__Task objective__
Reproduce word for word the introduction to the Cooking with Python and KBpedia series given below.

__Source extract__
[START]
Throughout this Cooking with Python and KBpedia series I want to cover some major topics about how to use, maintain, build, and extend knowledge graphs, using our KBpedia knowledge system as the model. KBpedia is a good stalking horse for these exercises — really, more like recipes — because it has broad domain coverage and a modular design useful for modification or extension for your own domain purposes. At appropriate times throughout these exercises you may want to fork your own version of KBpedia and the accompanying code to whack at for your own needs.

Today, as I begin my first articles, I am anticipating scores of individual installments in our CWPK series. Some 55 of these installments and the associated code have already been written. Though the later portion of the entire series gets more complicated, I am hoping that the four months or so it will take to publish the anticipated 75 installments at the rate of one per business day will give me sufficient time to complete the series in time. We shall see.
[END]
__Raw data__
[START]
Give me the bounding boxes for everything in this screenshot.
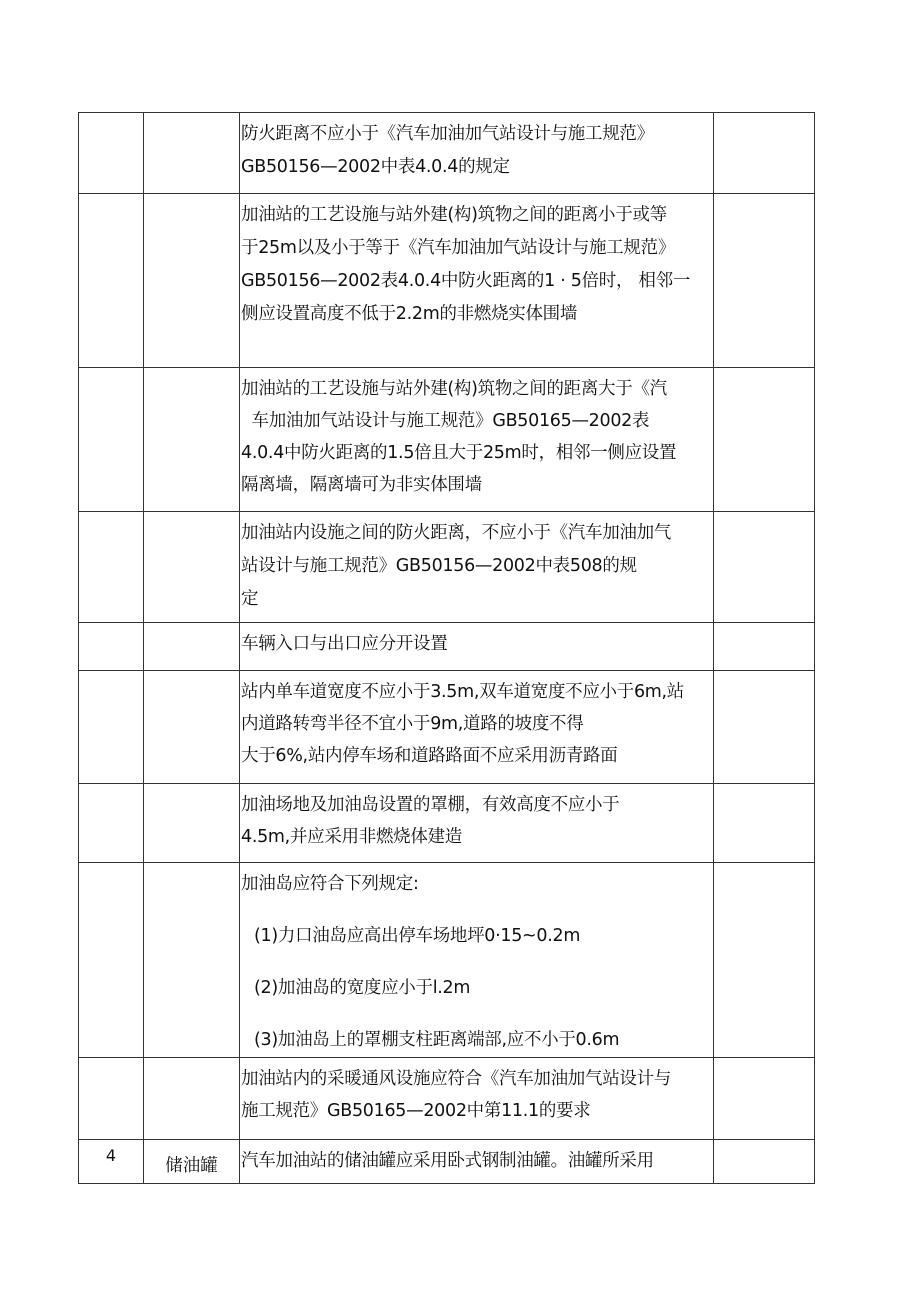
[END]
__Completed task__
Throughout this Cooking with Python and KBpedia series I want to cover some major topics about how to use, maintain, build, and extend knowledge graphs, using our KBpedia knowledge system as the model. KBpedia is a good stalking horse for these exercises — really, more like recipes — because it has broad domain coverage and a modular design useful for modification or extension for your own domain purposes. At appropriate times throughout these exercises you may want to fork your own version of KBpedia and the accompanying code to whack at for your own needs.

Today, as I begin my first articles, I am anticipating scores of individual installments in our CWPK series. Some 55 of these installments and the associated code have already been written. Though the later portion of the entire series gets more complicated, I am hoping that the four months or so it will take to publish the anticipated 75 installments at the rate of one per business day will give me sufficient time to complete the series in time. We shall see.